- [REQUIREMENT]
Quote every line of the data below as it stands, omitting pictures.

== RECORDED INFORMATION

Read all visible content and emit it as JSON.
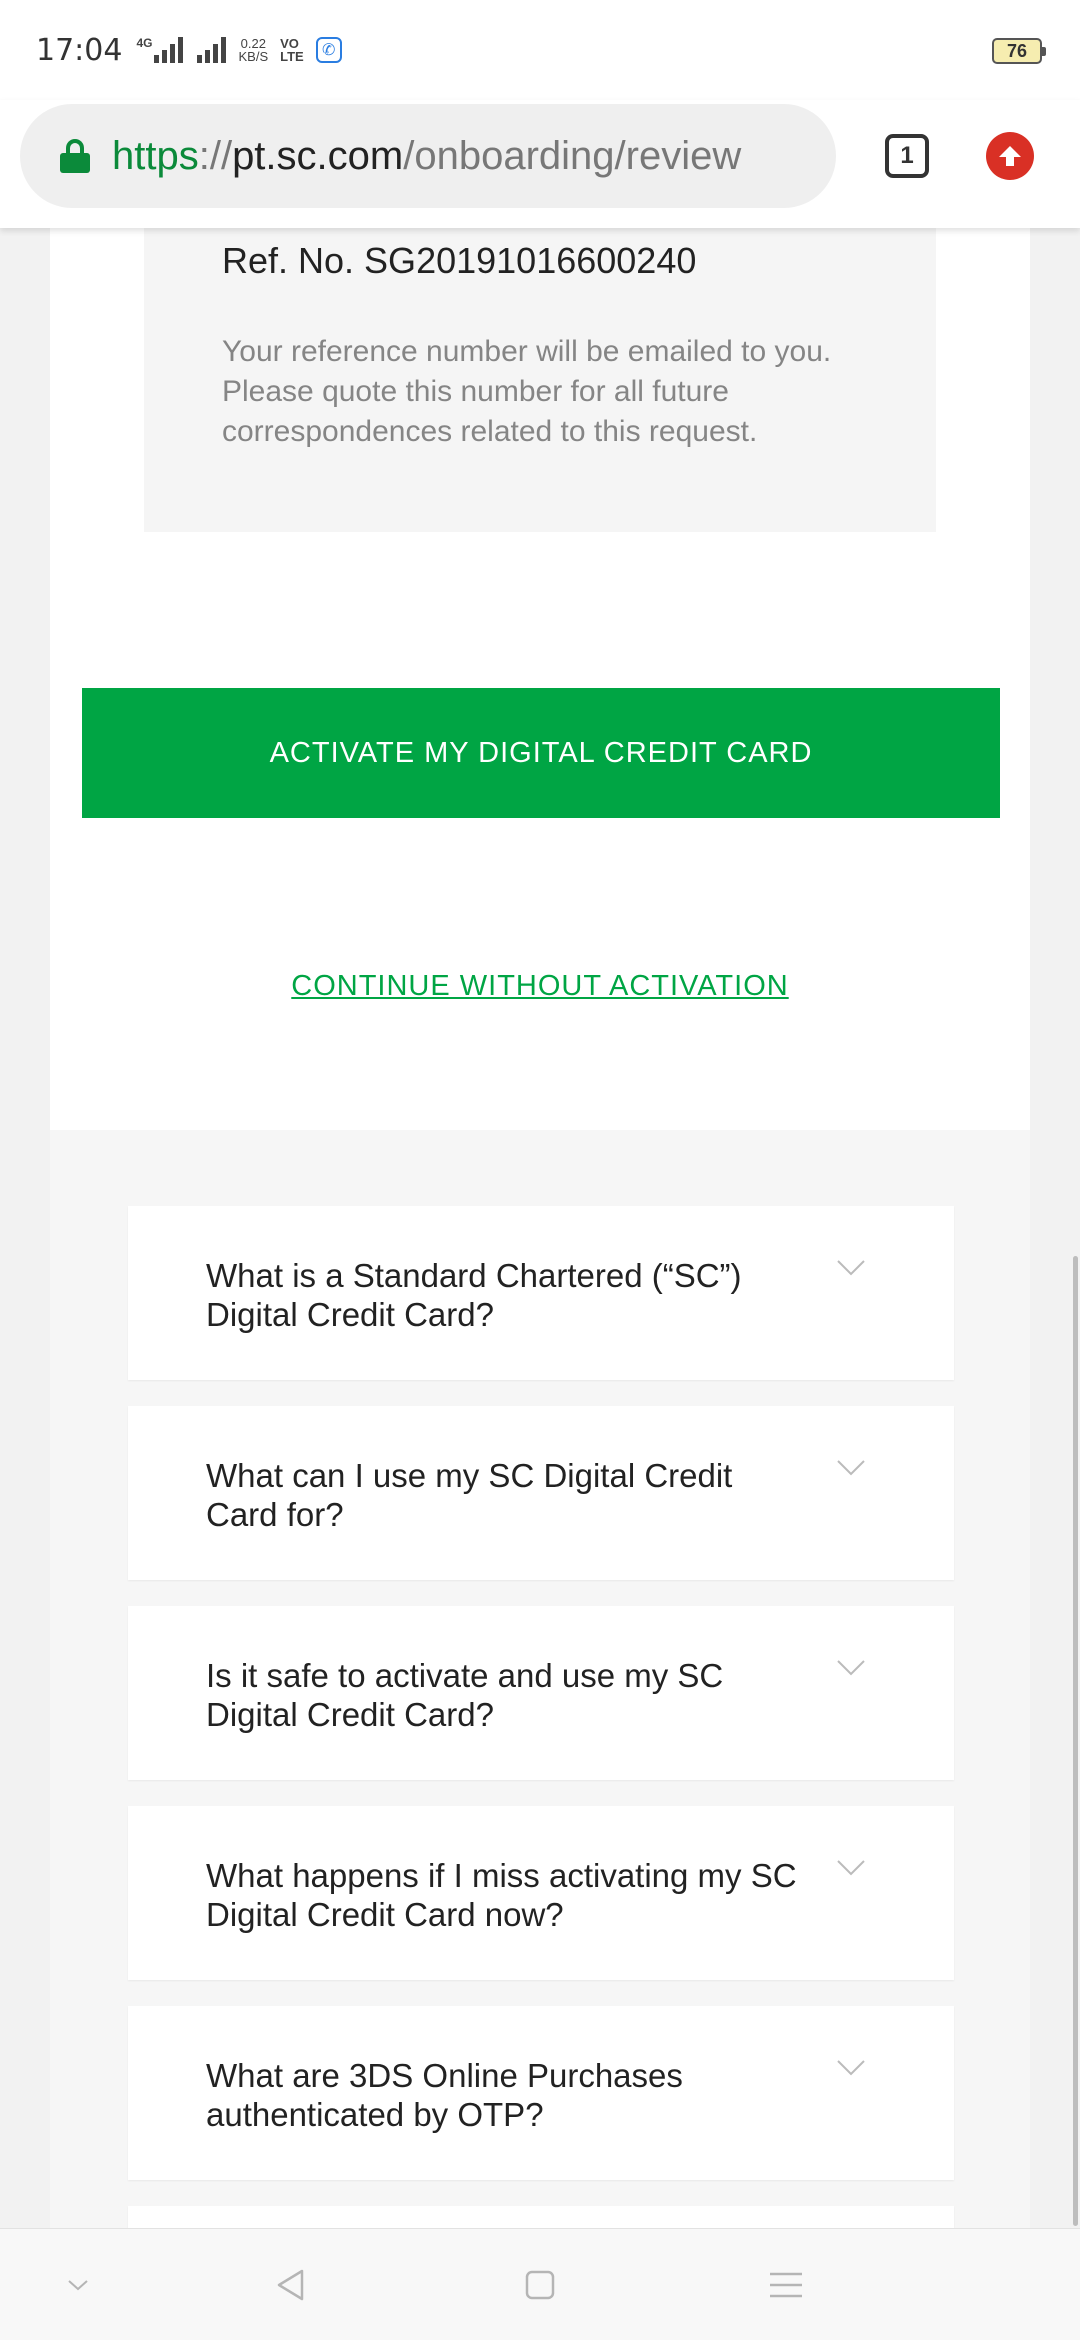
{
  "status_bar": {
    "time": "17:04",
    "network_label": "4G",
    "net_speed_value": "0.22",
    "net_speed_unit": "KB/S",
    "volte_top": "VO",
    "volte_bottom": "LTE",
    "battery": "76"
  },
  "browser": {
    "url_scheme": "https",
    "url_sep": "://",
    "url_host": "pt.sc.com",
    "url_path": "/onboarding/review",
    "tab_count": "1"
  },
  "confirmation": {
    "ref_number": "Ref. No. SG20191016600240",
    "ref_note": "Your reference number will be emailed to you. Please quote this number for all future correspondences related to this request."
  },
  "actions": {
    "activate_label": "ACTIVATE MY DIGITAL CREDIT CARD",
    "continue_label": "CONTINUE WITHOUT ACTIVATION"
  },
  "faq": [
    {
      "question": "What is a Standard Chartered (“SC”) Digital Credit Card?"
    },
    {
      "question": "What can I use my SC Digital Credit Card for?"
    },
    {
      "question": "Is it safe to activate and use my SC Digital Credit Card?"
    },
    {
      "question": "What happens if I miss activating my SC Digital Credit Card now?"
    },
    {
      "question": "What are 3DS Online Purchases authenticated by OTP?"
    }
  ],
  "colors": {
    "brand_green": "#00a544",
    "secure_green": "#0b8a3a",
    "update_red": "#d93025"
  },
  "icons": [
    "lock-icon",
    "tab-switcher-icon",
    "update-icon",
    "chevron-down-icon",
    "back-icon",
    "home-icon",
    "menu-icon"
  ]
}
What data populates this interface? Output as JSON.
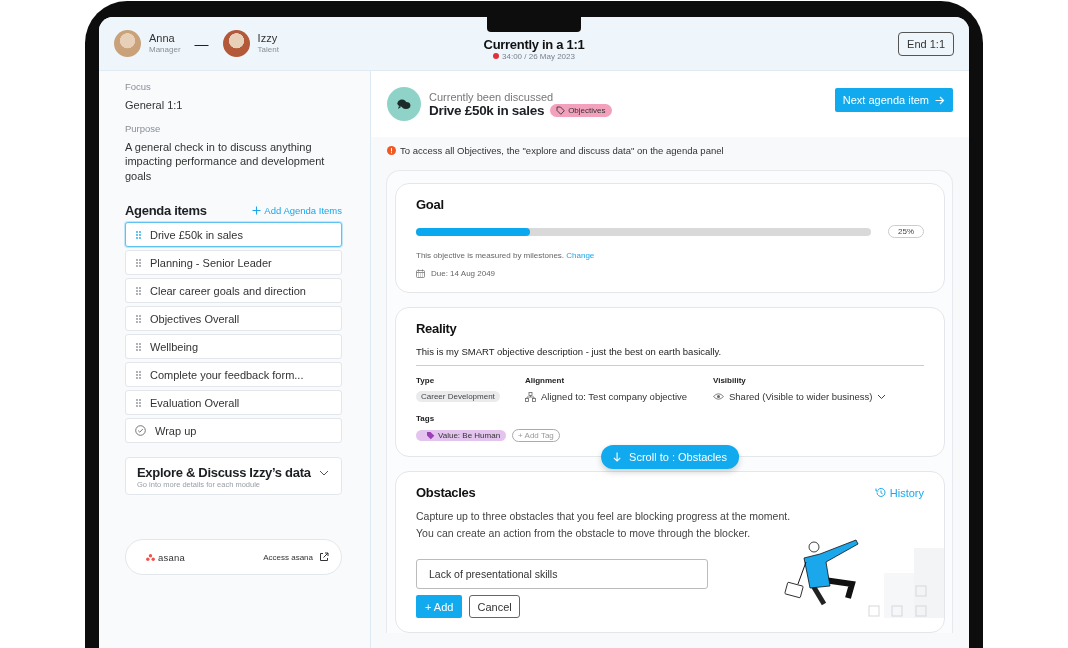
{
  "header": {
    "participants": [
      {
        "name": "Anna",
        "role": "Manager"
      },
      {
        "name": "Izzy",
        "role": "Talent"
      }
    ],
    "separator": "—",
    "title": "Currently in a 1:1",
    "timer": "34:00 / 26 May 2023",
    "end_button": "End 1:1"
  },
  "sidebar": {
    "focus_label": "Focus",
    "focus": "General 1:1",
    "purpose_label": "Purpose",
    "purpose": "A general check in to discuss anything impacting performance and development goals",
    "agenda_title": "Agenda items",
    "add_agenda": "Add Agenda Items",
    "agenda_items": [
      {
        "label": "Drive £50k in sales",
        "kind": "drag",
        "selected": true
      },
      {
        "label": "Planning - Senior Leader",
        "kind": "drag",
        "selected": false
      },
      {
        "label": "Clear career goals and direction",
        "kind": "drag",
        "selected": false
      },
      {
        "label": "Objectives Overall",
        "kind": "drag",
        "selected": false
      },
      {
        "label": "Wellbeing",
        "kind": "drag",
        "selected": false
      },
      {
        "label": "Complete your feedback form...",
        "kind": "drag",
        "selected": false
      },
      {
        "label": "Evaluation Overall",
        "kind": "drag",
        "selected": false
      },
      {
        "label": "Wrap up",
        "kind": "check",
        "selected": false
      }
    ],
    "explore": {
      "title": "Explore & Discuss Izzy’s data",
      "subtitle": "Go into more details for each module"
    },
    "integration": {
      "logo_text": "asana",
      "link": "Access asana"
    }
  },
  "discussion": {
    "caption": "Currently been discussed",
    "title": "Drive £50k in sales",
    "tag": "Objectives",
    "next_button": "Next agenda item"
  },
  "notice": "To access all Objectives, the \"explore and discuss data\" on the agenda panel",
  "goal": {
    "title": "Goal",
    "level": 0.25,
    "reading": "25%",
    "measure_text": "This objective is measured by milestones.",
    "change_link": "Change",
    "due": "Due: 14 Aug 2049"
  },
  "reality": {
    "title": "Reality",
    "description": "This is my SMART objective description - just the best on earth basically.",
    "type_label": "Type",
    "type": "Career Development",
    "alignment_label": "Alignment",
    "alignment": "Aligned to: Test company objective",
    "visibility_label": "Visibility",
    "visibility": "Shared (Visible to wider business)",
    "tags_label": "Tags",
    "tags": [
      "Value: Be Human"
    ],
    "add_tag": "+ Add Tag"
  },
  "scroll_button": "Scroll to : Obstacles",
  "obstacles": {
    "title": "Obstacles",
    "history": "History",
    "description_lines": [
      "Capture up to three obstacles that you feel are blocking progress at the moment.",
      "You can create an action from the obstacle to move through the blocker."
    ],
    "input": {
      "value": "Lack of presentational skills"
    },
    "add_button": "+ Add",
    "cancel_button": "Cancel"
  }
}
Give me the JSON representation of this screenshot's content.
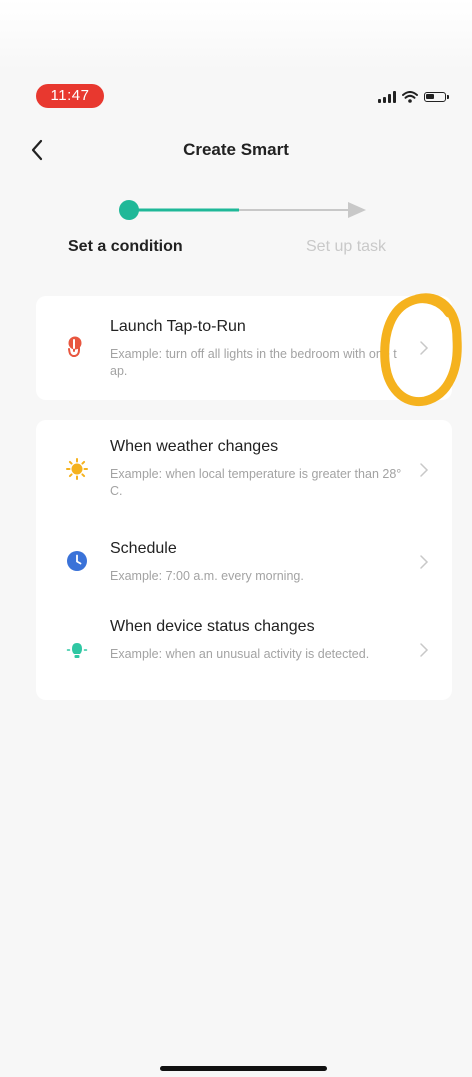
{
  "status_bar": {
    "time": "11:47",
    "time_bg": "#e8382f"
  },
  "nav": {
    "title": "Create Smart",
    "back_icon": "chevron-left-icon"
  },
  "progress": {
    "steps": [
      {
        "label": "Set a condition",
        "active": true
      },
      {
        "label": "Set up task",
        "active": false
      }
    ],
    "fraction": 0.5,
    "accent_color": "#1fb898"
  },
  "conditions": {
    "featured": {
      "title": "Launch Tap-to-Run",
      "desc": "Example: turn off all lights in the bedroom with one tap.",
      "icon": "tap-hand-icon",
      "icon_color": "#e8563f"
    },
    "items": [
      {
        "title": "When weather changes",
        "desc": "Example: when local temperature is greater than 28°C.",
        "icon": "sun-icon",
        "icon_color": "#f5b21e"
      },
      {
        "title": "Schedule",
        "desc": "Example: 7:00 a.m. every morning.",
        "icon": "clock-icon",
        "icon_color": "#3a72d8"
      },
      {
        "title": "When device status changes",
        "desc": "Example: when an unusual activity is detected.",
        "icon": "bulb-icon",
        "icon_color": "#2fc7a3"
      }
    ]
  },
  "annotation": {
    "icon": "circle-annotation-icon",
    "color": "#f5b21e"
  }
}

====

- [IN RESPONSE]
Read all visible content and emit it as JSON.
{
  "status_bar": {
    "time": "17:04",
    "network_label": "4G",
    "net_speed_value": "0.22",
    "net_speed_unit": "KB/S",
    "volte_top": "VO",
    "volte_bottom": "LTE",
    "battery": "76"
  },
  "browser": {
    "url_scheme": "https",
    "url_sep": "://",
    "url_host": "pt.sc.com",
    "url_path": "/onboarding/review",
    "tab_count": "1"
  },
  "confirmation": {
    "ref_number": "Ref. No. SG20191016600240",
    "ref_note": "Your reference number will be emailed to you. Please quote this number for all future correspondences related to this request."
  },
  "actions": {
    "activate_label": "ACTIVATE MY DIGITAL CREDIT CARD",
    "continue_label": "CONTINUE WITHOUT ACTIVATION"
  },
  "faq": [
    {
      "question": "What is a Standard Chartered (“SC”) Digital Credit Card?"
    },
    {
      "question": "What can I use my SC Digital Credit Card for?"
    },
    {
      "question": "Is it safe to activate and use my SC Digital Credit Card?"
    },
    {
      "question": "What happens if I miss activating my SC Digital Credit Card now?"
    },
    {
      "question": "What are 3DS Online Purchases authenticated by OTP?"
    }
  ],
  "colors": {
    "brand_green": "#00a544",
    "secure_green": "#0b8a3a",
    "update_red": "#d93025"
  },
  "icons": [
    "lock-icon",
    "tab-switcher-icon",
    "update-icon",
    "chevron-down-icon",
    "back-icon",
    "home-icon",
    "menu-icon"
  ]
}
What data populates this interface? Output as JSON.
{
  "header": {
    "participants": [
      {
        "name": "Anna",
        "role": "Manager"
      },
      {
        "name": "Izzy",
        "role": "Talent"
      }
    ],
    "separator": "—",
    "title": "Currently in a 1:1",
    "timer": "34:00 / 26 May 2023",
    "end_button": "End 1:1"
  },
  "sidebar": {
    "focus_label": "Focus",
    "focus": "General 1:1",
    "purpose_label": "Purpose",
    "purpose": "A general check in to discuss anything impacting performance and development goals",
    "agenda_title": "Agenda items",
    "add_agenda": "Add Agenda Items",
    "agenda_items": [
      {
        "label": "Drive £50k in sales",
        "kind": "drag",
        "selected": true
      },
      {
        "label": "Planning - Senior Leader",
        "kind": "drag",
        "selected": false
      },
      {
        "label": "Clear career goals and direction",
        "kind": "drag",
        "selected": false
      },
      {
        "label": "Objectives Overall",
        "kind": "drag",
        "selected": false
      },
      {
        "label": "Wellbeing",
        "kind": "drag",
        "selected": false
      },
      {
        "label": "Complete your feedback form...",
        "kind": "drag",
        "selected": false
      },
      {
        "label": "Evaluation Overall",
        "kind": "drag",
        "selected": false
      },
      {
        "label": "Wrap up",
        "kind": "check",
        "selected": false
      }
    ],
    "explore": {
      "title": "Explore & Discuss Izzy’s data",
      "subtitle": "Go into more details for each module"
    },
    "integration": {
      "logo_text": "asana",
      "link": "Access asana"
    }
  },
  "discussion": {
    "caption": "Currently been discussed",
    "title": "Drive £50k in sales",
    "tag": "Objectives",
    "next_button": "Next agenda item"
  },
  "notice": "To access all Objectives, the \"explore and discuss data\" on the agenda panel",
  "goal": {
    "title": "Goal",
    "level": 0.25,
    "reading": "25%",
    "measure_text": "This objective is measured by milestones.",
    "change_link": "Change",
    "due": "Due: 14 Aug 2049"
  },
  "reality": {
    "title": "Reality",
    "description": "This is my SMART objective description - just the best on earth basically.",
    "type_label": "Type",
    "type": "Career Development",
    "alignment_label": "Alignment",
    "alignment": "Aligned to: Test company objective",
    "visibility_label": "Visibility",
    "visibility": "Shared (Visible to wider business)",
    "tags_label": "Tags",
    "tags": [
      "Value: Be Human"
    ],
    "add_tag": "+ Add Tag"
  },
  "scroll_button": "Scroll to : Obstacles",
  "obstacles": {
    "title": "Obstacles",
    "history": "History",
    "description_lines": [
      "Capture up to three obstacles that you feel are blocking progress at the moment.",
      "You can create an action from the obstacle to move through the blocker."
    ],
    "input": {
      "value": "Lack of presentational skills"
    },
    "add_button": "+ Add",
    "cancel_button": "Cancel"
  }
}
Give me the JSON representation of this screenshot's content.
{
  "status_bar": {
    "time": "11:47",
    "time_bg": "#e8382f"
  },
  "nav": {
    "title": "Create Smart",
    "back_icon": "chevron-left-icon"
  },
  "progress": {
    "steps": [
      {
        "label": "Set a condition",
        "active": true
      },
      {
        "label": "Set up task",
        "active": false
      }
    ],
    "fraction": 0.5,
    "accent_color": "#1fb898"
  },
  "conditions": {
    "featured": {
      "title": "Launch Tap-to-Run",
      "desc": "Example: turn off all lights in the bedroom with one tap.",
      "icon": "tap-hand-icon",
      "icon_color": "#e8563f"
    },
    "items": [
      {
        "title": "When weather changes",
        "desc": "Example: when local temperature is greater than 28°C.",
        "icon": "sun-icon",
        "icon_color": "#f5b21e"
      },
      {
        "title": "Schedule",
        "desc": "Example: 7:00 a.m. every morning.",
        "icon": "clock-icon",
        "icon_color": "#3a72d8"
      },
      {
        "title": "When device status changes",
        "desc": "Example: when an unusual activity is detected.",
        "icon": "bulb-icon",
        "icon_color": "#2fc7a3"
      }
    ]
  },
  "annotation": {
    "icon": "circle-annotation-icon",
    "color": "#f5b21e"
  }
}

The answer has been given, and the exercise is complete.